Entries with figure data:
** START **
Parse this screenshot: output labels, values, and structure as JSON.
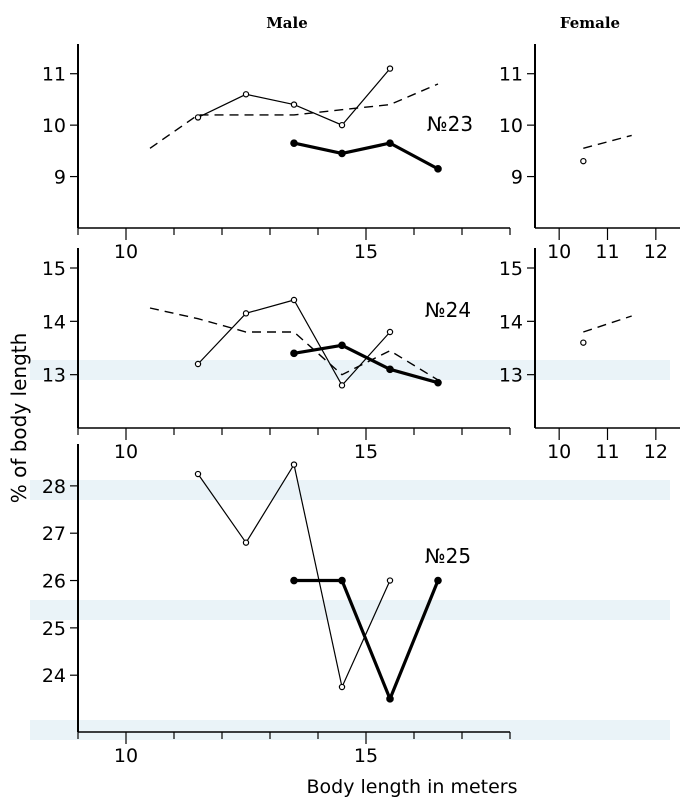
{
  "panel_titles": {
    "male": "Male",
    "female": "Female"
  },
  "y_axis_label": "% of body length",
  "x_axis_label": "Body length in meters",
  "chart_data": [
    {
      "type": "line",
      "panel": "male",
      "label": "№23",
      "xlim": [
        9,
        18
      ],
      "ylim": [
        8,
        11.5
      ],
      "x_ticks": [
        10,
        15
      ],
      "y_ticks": [
        9,
        10,
        11
      ],
      "series": [
        {
          "style": "thin-open-markers",
          "x": [
            11.5,
            12.5,
            13.5,
            14.5,
            15.5
          ],
          "y": [
            10.15,
            10.6,
            10.4,
            10.0,
            11.1
          ]
        },
        {
          "style": "dashed",
          "x": [
            10.5,
            11.5,
            12.5,
            13.5,
            14.5,
            15.5,
            16.5
          ],
          "y": [
            9.55,
            10.2,
            10.2,
            10.2,
            10.3,
            10.4,
            10.8
          ]
        },
        {
          "style": "thick-filled-markers",
          "x": [
            13.5,
            14.5,
            15.5,
            16.5
          ],
          "y": [
            9.65,
            9.45,
            9.65,
            9.15
          ]
        }
      ]
    },
    {
      "type": "line",
      "panel": "female",
      "label": "",
      "xlim": [
        9.5,
        12.5
      ],
      "ylim": [
        8,
        11.5
      ],
      "x_ticks": [
        10,
        11,
        12
      ],
      "y_ticks": [
        9,
        10,
        11
      ],
      "series": [
        {
          "style": "thin-open-markers",
          "x": [
            10.5
          ],
          "y": [
            9.3
          ]
        },
        {
          "style": "dashed",
          "x": [
            10.5,
            11.5
          ],
          "y": [
            9.55,
            9.8
          ]
        }
      ]
    },
    {
      "type": "line",
      "panel": "male",
      "label": "№24",
      "xlim": [
        9,
        18
      ],
      "ylim": [
        12,
        15.3
      ],
      "x_ticks": [
        10,
        15
      ],
      "y_ticks": [
        13,
        14,
        15
      ],
      "series": [
        {
          "style": "thin-open-markers",
          "x": [
            11.5,
            12.5,
            13.5,
            14.5,
            15.5
          ],
          "y": [
            13.2,
            14.15,
            14.4,
            12.8,
            13.8
          ]
        },
        {
          "style": "dashed",
          "x": [
            10.5,
            11.5,
            12.5,
            13.5,
            14.5,
            15.5,
            16.5
          ],
          "y": [
            14.25,
            14.05,
            13.8,
            13.8,
            13.0,
            13.45,
            12.9
          ]
        },
        {
          "style": "thick-filled-markers",
          "x": [
            13.5,
            14.5,
            15.5,
            16.5
          ],
          "y": [
            13.4,
            13.55,
            13.1,
            12.85
          ]
        }
      ]
    },
    {
      "type": "line",
      "panel": "female",
      "label": "",
      "xlim": [
        9.5,
        12.5
      ],
      "ylim": [
        12,
        15.3
      ],
      "x_ticks": [
        10,
        11,
        12
      ],
      "y_ticks": [
        13,
        14,
        15
      ],
      "series": [
        {
          "style": "thin-open-markers",
          "x": [
            10.5
          ],
          "y": [
            13.6
          ]
        },
        {
          "style": "dashed",
          "x": [
            10.5,
            11.5
          ],
          "y": [
            13.8,
            14.1
          ]
        }
      ]
    },
    {
      "type": "line",
      "panel": "male",
      "label": "№25",
      "xlim": [
        9,
        18
      ],
      "ylim": [
        22.8,
        28.8
      ],
      "x_ticks": [
        10,
        15
      ],
      "y_ticks": [
        24,
        25,
        26,
        27,
        28
      ],
      "series": [
        {
          "style": "thin-open-markers",
          "x": [
            11.5,
            12.5,
            13.5,
            14.5,
            15.5
          ],
          "y": [
            28.25,
            26.8,
            28.45,
            23.75,
            26.0
          ]
        },
        {
          "style": "thick-filled-markers",
          "x": [
            13.5,
            14.5,
            15.5,
            16.5
          ],
          "y": [
            26.0,
            26.0,
            23.5,
            26.0
          ]
        }
      ]
    }
  ]
}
** END **
What you should do ▸
Give the data again exactly as written, with all pictures left out.

Final result ▸
Parse this screenshot: output labels, values, and structure as JSON.
{
  "panel_titles": {
    "male": "Male",
    "female": "Female"
  },
  "y_axis_label": "% of body length",
  "x_axis_label": "Body length in meters",
  "chart_data": [
    {
      "type": "line",
      "panel": "male",
      "label": "№23",
      "xlim": [
        9,
        18
      ],
      "ylim": [
        8,
        11.5
      ],
      "x_ticks": [
        10,
        15
      ],
      "y_ticks": [
        9,
        10,
        11
      ],
      "series": [
        {
          "style": "thin-open-markers",
          "x": [
            11.5,
            12.5,
            13.5,
            14.5,
            15.5
          ],
          "y": [
            10.15,
            10.6,
            10.4,
            10.0,
            11.1
          ]
        },
        {
          "style": "dashed",
          "x": [
            10.5,
            11.5,
            12.5,
            13.5,
            14.5,
            15.5,
            16.5
          ],
          "y": [
            9.55,
            10.2,
            10.2,
            10.2,
            10.3,
            10.4,
            10.8
          ]
        },
        {
          "style": "thick-filled-markers",
          "x": [
            13.5,
            14.5,
            15.5,
            16.5
          ],
          "y": [
            9.65,
            9.45,
            9.65,
            9.15
          ]
        }
      ]
    },
    {
      "type": "line",
      "panel": "female",
      "label": "",
      "xlim": [
        9.5,
        12.5
      ],
      "ylim": [
        8,
        11.5
      ],
      "x_ticks": [
        10,
        11,
        12
      ],
      "y_ticks": [
        9,
        10,
        11
      ],
      "series": [
        {
          "style": "thin-open-markers",
          "x": [
            10.5
          ],
          "y": [
            9.3
          ]
        },
        {
          "style": "dashed",
          "x": [
            10.5,
            11.5
          ],
          "y": [
            9.55,
            9.8
          ]
        }
      ]
    },
    {
      "type": "line",
      "panel": "male",
      "label": "№24",
      "xlim": [
        9,
        18
      ],
      "ylim": [
        12,
        15.3
      ],
      "x_ticks": [
        10,
        15
      ],
      "y_ticks": [
        13,
        14,
        15
      ],
      "series": [
        {
          "style": "thin-open-markers",
          "x": [
            11.5,
            12.5,
            13.5,
            14.5,
            15.5
          ],
          "y": [
            13.2,
            14.15,
            14.4,
            12.8,
            13.8
          ]
        },
        {
          "style": "dashed",
          "x": [
            10.5,
            11.5,
            12.5,
            13.5,
            14.5,
            15.5,
            16.5
          ],
          "y": [
            14.25,
            14.05,
            13.8,
            13.8,
            13.0,
            13.45,
            12.9
          ]
        },
        {
          "style": "thick-filled-markers",
          "x": [
            13.5,
            14.5,
            15.5,
            16.5
          ],
          "y": [
            13.4,
            13.55,
            13.1,
            12.85
          ]
        }
      ]
    },
    {
      "type": "line",
      "panel": "female",
      "label": "",
      "xlim": [
        9.5,
        12.5
      ],
      "ylim": [
        12,
        15.3
      ],
      "x_ticks": [
        10,
        11,
        12
      ],
      "y_ticks": [
        13,
        14,
        15
      ],
      "series": [
        {
          "style": "thin-open-markers",
          "x": [
            10.5
          ],
          "y": [
            13.6
          ]
        },
        {
          "style": "dashed",
          "x": [
            10.5,
            11.5
          ],
          "y": [
            13.8,
            14.1
          ]
        }
      ]
    },
    {
      "type": "line",
      "panel": "male",
      "label": "№25",
      "xlim": [
        9,
        18
      ],
      "ylim": [
        22.8,
        28.8
      ],
      "x_ticks": [
        10,
        15
      ],
      "y_ticks": [
        24,
        25,
        26,
        27,
        28
      ],
      "series": [
        {
          "style": "thin-open-markers",
          "x": [
            11.5,
            12.5,
            13.5,
            14.5,
            15.5
          ],
          "y": [
            28.25,
            26.8,
            28.45,
            23.75,
            26.0
          ]
        },
        {
          "style": "thick-filled-markers",
          "x": [
            13.5,
            14.5,
            15.5,
            16.5
          ],
          "y": [
            26.0,
            26.0,
            23.5,
            26.0
          ]
        }
      ]
    }
  ]
}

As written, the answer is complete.